━━━ Texte proposé ━━━

Vu la procédure suivante :
Procédure contentieuse antérieure :
La société anonyme à responsabilité limitée (SARL) Nord-Ouest Transports a demandé au tribunal administratif de la Guyane d'annuler la décision du 29 octobre 2013, par laquelle l'Office français de l'immigration et de l'intégration (OFII) a mis à sa charge la somme totale de 17 871 euros au titre de la contribution spéciale prévue à l'article L. 8253-1 du code du travail et de la contribution forfaitaire représentative des frais de réacheminement prévue à l'article
L. 626-1 du code de l'entrée et du séjour des étrangers et du droit d'asile.
Par un jugement n° 1400514 du 9 avril 2015, le tribunal administratif de la Guyane a rejeté la demande de la SARL Nord-Ouest Transports.
Procédure devant la cour :
Par une requête, enregistrée le 20 juillet 2015, la SARL Nord-Ouest Transports, représentée par Me Semonin, avocat, demande à la cour :
1°) d'annuler ce jugement du tribunal administratif de la Guyane du 9 avril 2015;
2°) d'annuler la décision du 29 octobre 2013, notifiée le 8 novembre suivant, par laquelle l'Office français de l'immigration et de l'intégration (OFII) a mis à sa charge la somme de 17 871 euros au titre de la contribution spéciale et de la contribution forfaitaire ;
3°) de mettre à la charge de l'Office français de l'immigration et de l'intégration (OFII) la somme de 2 000 euros en application des dispositions de l'article L. 761-1 du code de justice administrative.
Elle soutient que :
- la seule mention d'un procès-verbal n'est pas suffisante pour satisfaire à l'obligation de motivation ;
- la décision porte atteinte aux droits de la défense et viole les dispositions de l'article R. 626-2 du code de l'entrée et du séjour des étrangers et du droit d'asile dès lors qu'il n'a pas été mis à même de consulter son dossier, les procès-verbaux de constat des infractions ne lui ayant notamment pas été communiqués ;
- la décision porte une atteinte manifeste au droit à la présomption d'innocence, l'OFII en l'absence de toute condamnation pénale en effet, le tribunal correctionnel de Cayenne a prononcé la relaxe au motif que l'infraction n'était nullement constituée ;
- la décision est entachée d'erreur manifeste d'appréciation en ce que le procès-verbal des services de police du 3 octobre 2012 constate uniquement la présence un travailleur étranger sur la zone portuaire de Saint-Laurent du Maroni sans établir l'existence d'un quelconque lien de subordination avec la société requérante.

━━━ Extraits des données ━━━

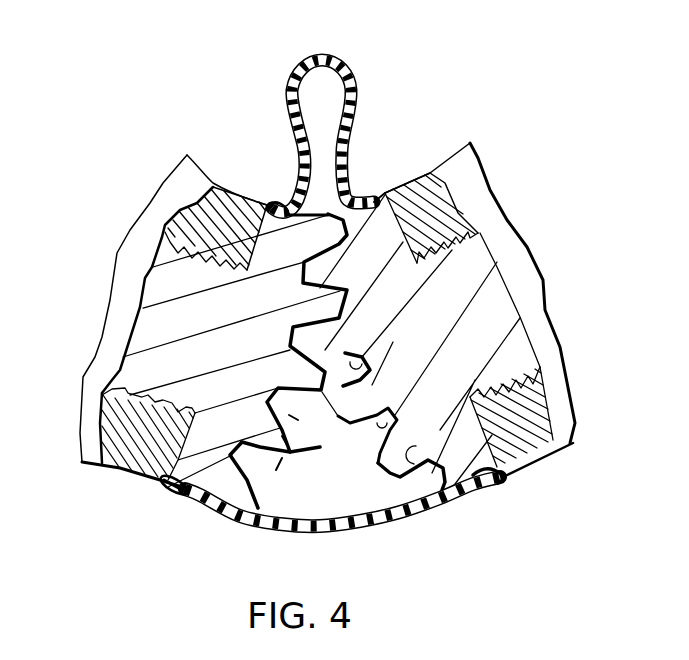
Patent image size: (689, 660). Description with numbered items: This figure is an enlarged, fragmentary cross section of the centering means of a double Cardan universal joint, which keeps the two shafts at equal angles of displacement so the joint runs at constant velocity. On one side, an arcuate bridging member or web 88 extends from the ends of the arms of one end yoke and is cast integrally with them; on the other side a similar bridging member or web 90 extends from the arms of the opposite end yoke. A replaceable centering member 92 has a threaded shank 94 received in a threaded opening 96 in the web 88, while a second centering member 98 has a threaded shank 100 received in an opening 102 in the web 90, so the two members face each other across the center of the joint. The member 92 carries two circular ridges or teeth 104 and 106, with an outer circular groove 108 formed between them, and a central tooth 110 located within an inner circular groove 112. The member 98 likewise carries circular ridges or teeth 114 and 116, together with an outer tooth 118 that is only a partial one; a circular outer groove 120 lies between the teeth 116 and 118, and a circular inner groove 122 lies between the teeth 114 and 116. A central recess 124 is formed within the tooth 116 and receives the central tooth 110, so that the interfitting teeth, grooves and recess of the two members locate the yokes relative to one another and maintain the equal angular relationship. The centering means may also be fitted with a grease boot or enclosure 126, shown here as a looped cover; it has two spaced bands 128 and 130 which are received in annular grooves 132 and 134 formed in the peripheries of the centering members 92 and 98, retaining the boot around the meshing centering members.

The arcuate bridging member or web 88 is at (228, 187).
The bridging member or web 90 is at (432, 170).
The replaceable centering member 92 is at (252, 493).
The threaded shank 94 is at (203, 252).
The threaded opening 96 is at (133, 387).
The centering member 98 is at (408, 484).
The threaded shank 100 is at (542, 372).
The opening 102 is at (453, 259).
The circular ridge or tooth 104 is at (240, 517).
The circular ridge or tooth 106 is at (276, 470).
The outer circular groove 108 is at (259, 510).
The central tooth 110 is at (298, 420).
The inner circular groove 112 is at (287, 445).
The circular ridge or tooth 114 is at (398, 420).
The circular ridge or tooth 116 is at (346, 337).
The outer tooth 118 is at (462, 500).
The circular outer groove 120 is at (420, 447).
The circular inner groove 122 is at (380, 410).
The central recess 124 is at (366, 357).
The grease boot or enclosure 126 is at (364, 86).
The band 128 is at (273, 201).
The band 130 is at (364, 196).
The annular groove 132 is at (174, 488).
The annular groove 134 is at (505, 479).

━━━

> **À compléter**
a) D'après le texte proposé, quelle somme l'OFII a-t-il mise à la charge de la SARL Nord-Ouest Transports par sa décision du 29 octobre 2013 ?
b) Recopiez le passage du texte proposé qui commence par « Vu la procédure » et se termine par « du droit d'asile. ».

> **Corrigé des exercices**
a) La somme totale de 17 871 euros, au titre de la contribution spéciale et de la contribution forfaitaire.

b)
Vu la procédure suivante :
Procédure contentieuse antérieure :
La société anonyme à responsabilité limitée (SARL) Nord-Ouest Transports a demandé au tribunal administratif de la Guyane d'annuler la décision du 29 octobre 2013, par laquelle l'Office français de l'immigration et de l'intégration (OFII) a mis à sa charge la somme totale de 17 871 euros au titre de la contribution spéciale prévue à l'article L. 8253-1 du code du travail et de la contribution forfaitaire représentative des frais de réacheminement prévue à l'article
L. 626-1 du code de l'entrée et du séjour des étrangers et du droit d'asile.